▶ [Problem description]
Give a verbatim copy of the lines below, minus the pictures.

******

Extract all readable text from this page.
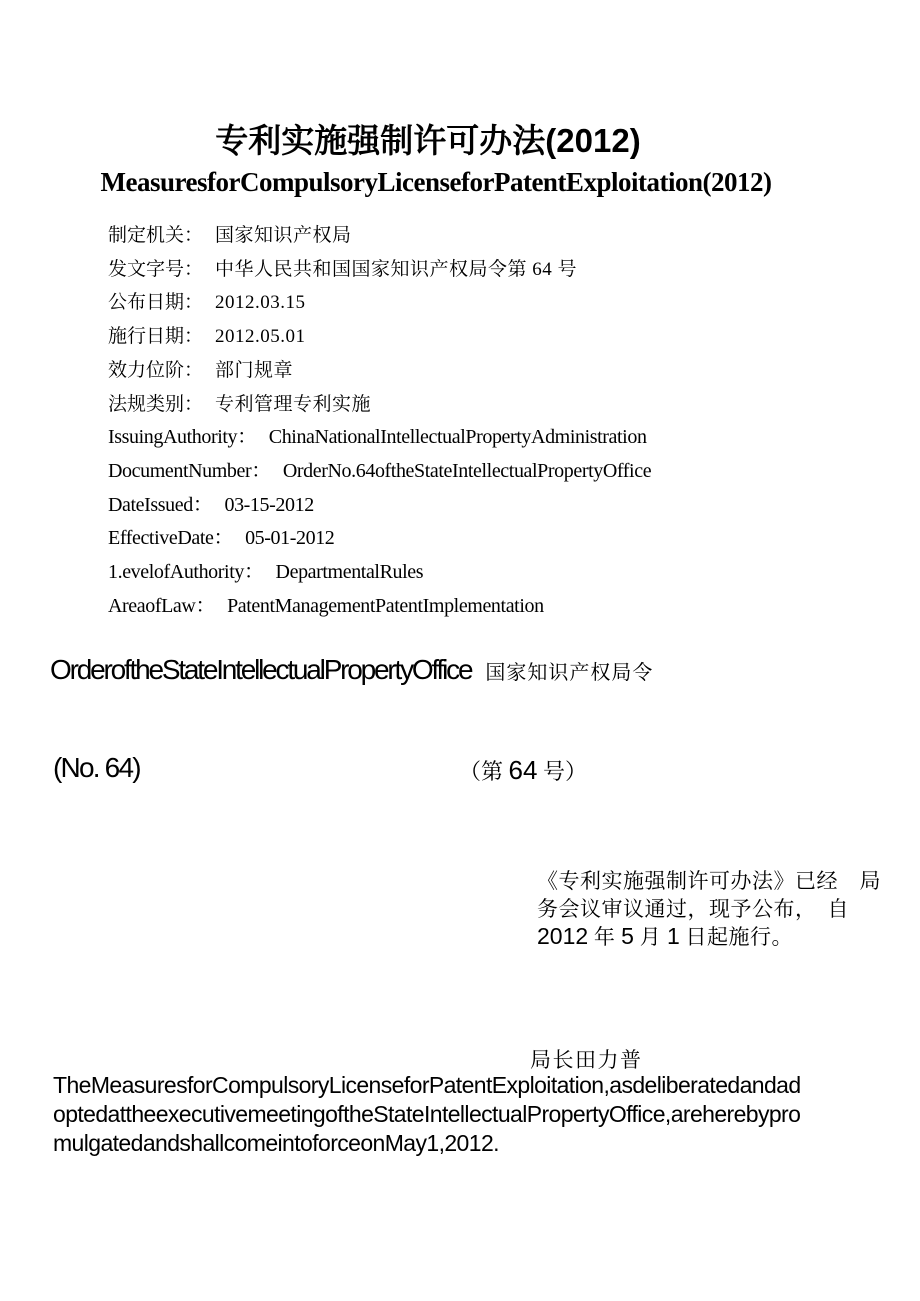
专利实施强制许可办法(2012)
MeasuresforCompulsoryLicenseforPatentExploitation(2012)
制定机关： 国家知识产权局
发文字号： 中华人民共和国国家知识产权局令第 64 号
公布日期： 2012.03.15
施行日期： 2012.05.01
效力位阶： 部门规章
法规类别： 专利管理专利实施
IssuingAuthority： ChinaNationalIntellectualPropertyAdministration
DocumentNumber： OrderNo.64oftheStateIntellectualPropertyOffice
DateIssued： 03-15-2012
EffectiveDate： 05-01-2012
1.evelofAuthority： DepartmentalRules
AreaofLaw： PatentManagementPatentImplementation
OrderoftheStateIntellectualPropertyOffice 国家知识产权局令
(No. 64)	（第 64 号）
《专利实施强制许可办法》已经　局
务会议审议通过，现予公布，　自
2012 年 5 月 1 日起施行。
局长田力普
TheMeasuresforCompulsoryLicenseforPatentExploitation,asdeliberatedandad
optedattheexecutivemeetingoftheStateIntellectualPropertyOffice,areherebypro
mulgatedandshallcomeintoforceonMay1,2012.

******

▶ [Task answer]
Extract all readable text from this page.
专利实施强制许可办法(2012)
MeasuresforCompulsoryLicenseforPatentExploitation(2012)
制定机关： 国家知识产权局
发文字号： 中华人民共和国国家知识产权局令第 64 号
公布日期： 2012.03.15
施行日期： 2012.05.01
效力位阶： 部门规章
法规类别： 专利管理专利实施
IssuingAuthority： ChinaNationalIntellectualPropertyAdministration
DocumentNumber： OrderNo.64oftheStateIntellectualPropertyOffice
DateIssued： 03-15-2012
EffectiveDate： 05-01-2012
1.evelofAuthority： DepartmentalRules
AreaofLaw： PatentManagementPatentImplementation
OrderoftheStateIntellectualPropertyOffice 国家知识产权局令
(No. 64)	（第 64 号）
《专利实施强制许可办法》已经　局
务会议审议通过，现予公布，　自
2012 年 5 月 1 日起施行。
局长田力普
TheMeasuresforCompulsoryLicenseforPatentExploitation,asdeliberatedandad
optedattheexecutivemeetingoftheStateIntellectualPropertyOffice,areherebypro
mulgatedandshallcomeintoforceonMay1,2012.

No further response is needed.